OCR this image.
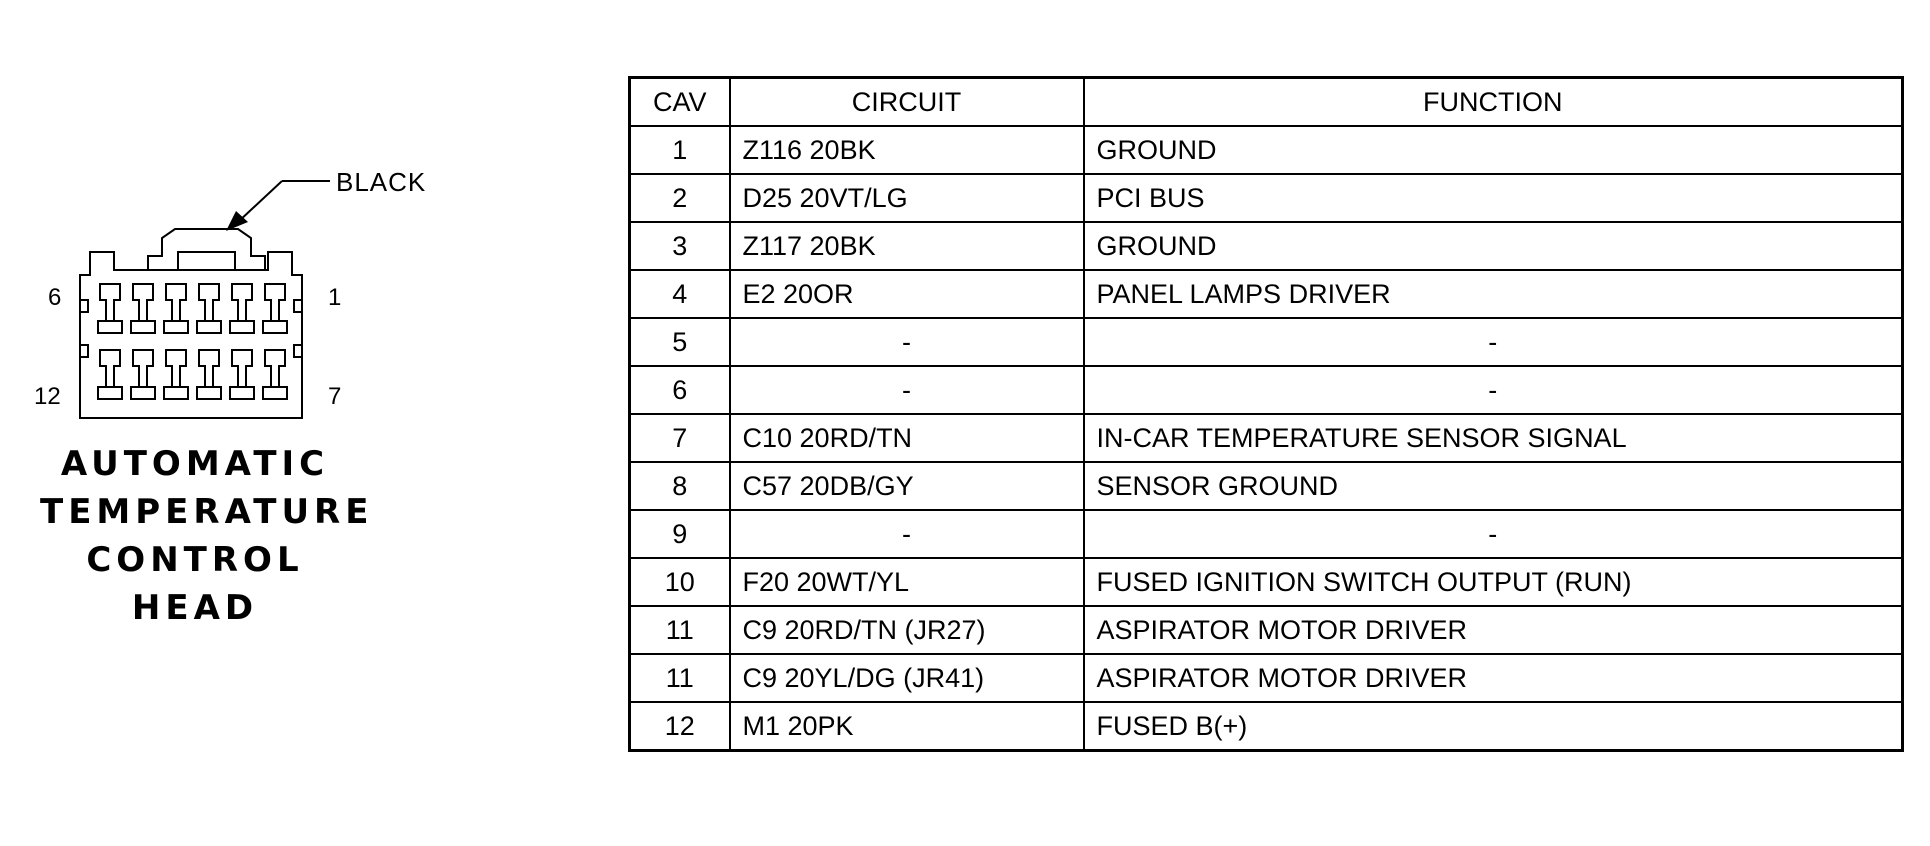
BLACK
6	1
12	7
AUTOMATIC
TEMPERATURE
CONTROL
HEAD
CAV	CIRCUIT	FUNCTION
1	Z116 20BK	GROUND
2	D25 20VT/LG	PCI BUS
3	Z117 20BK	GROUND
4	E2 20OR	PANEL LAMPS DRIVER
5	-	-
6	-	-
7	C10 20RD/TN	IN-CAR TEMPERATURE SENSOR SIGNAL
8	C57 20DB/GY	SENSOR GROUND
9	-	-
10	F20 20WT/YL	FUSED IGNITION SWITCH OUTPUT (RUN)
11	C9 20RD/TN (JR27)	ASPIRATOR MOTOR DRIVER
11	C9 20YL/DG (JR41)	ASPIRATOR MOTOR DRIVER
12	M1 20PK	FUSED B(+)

----

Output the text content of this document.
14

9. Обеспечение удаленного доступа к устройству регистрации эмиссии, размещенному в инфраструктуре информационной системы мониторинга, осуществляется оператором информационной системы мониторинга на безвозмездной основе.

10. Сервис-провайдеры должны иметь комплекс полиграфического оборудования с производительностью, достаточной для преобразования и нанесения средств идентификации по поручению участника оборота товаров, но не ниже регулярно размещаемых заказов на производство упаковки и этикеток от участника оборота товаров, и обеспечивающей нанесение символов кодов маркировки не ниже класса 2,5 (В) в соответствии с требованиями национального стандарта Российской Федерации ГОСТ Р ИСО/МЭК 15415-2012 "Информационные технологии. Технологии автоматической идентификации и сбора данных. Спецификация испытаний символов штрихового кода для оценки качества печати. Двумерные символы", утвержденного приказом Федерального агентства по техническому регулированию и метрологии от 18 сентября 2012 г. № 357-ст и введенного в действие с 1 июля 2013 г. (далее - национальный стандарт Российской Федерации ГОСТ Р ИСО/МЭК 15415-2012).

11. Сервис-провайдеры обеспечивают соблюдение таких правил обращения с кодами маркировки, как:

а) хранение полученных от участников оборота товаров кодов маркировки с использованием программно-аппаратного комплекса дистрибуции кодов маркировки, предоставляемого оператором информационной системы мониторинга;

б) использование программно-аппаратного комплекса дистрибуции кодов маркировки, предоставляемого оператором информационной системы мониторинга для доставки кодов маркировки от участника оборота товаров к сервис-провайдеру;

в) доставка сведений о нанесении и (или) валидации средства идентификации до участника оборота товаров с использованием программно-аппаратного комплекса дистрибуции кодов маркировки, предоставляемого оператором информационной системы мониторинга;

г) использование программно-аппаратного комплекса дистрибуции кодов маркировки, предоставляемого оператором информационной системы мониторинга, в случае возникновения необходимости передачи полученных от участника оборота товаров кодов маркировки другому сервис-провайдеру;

----

_Written task_. Copy every single line of the material above that holds "TEMPERATURE".

_Task output_.
TEMPERATURE
7	C10 20RD/TN	IN-CAR TEMPERATURE SENSOR SIGNAL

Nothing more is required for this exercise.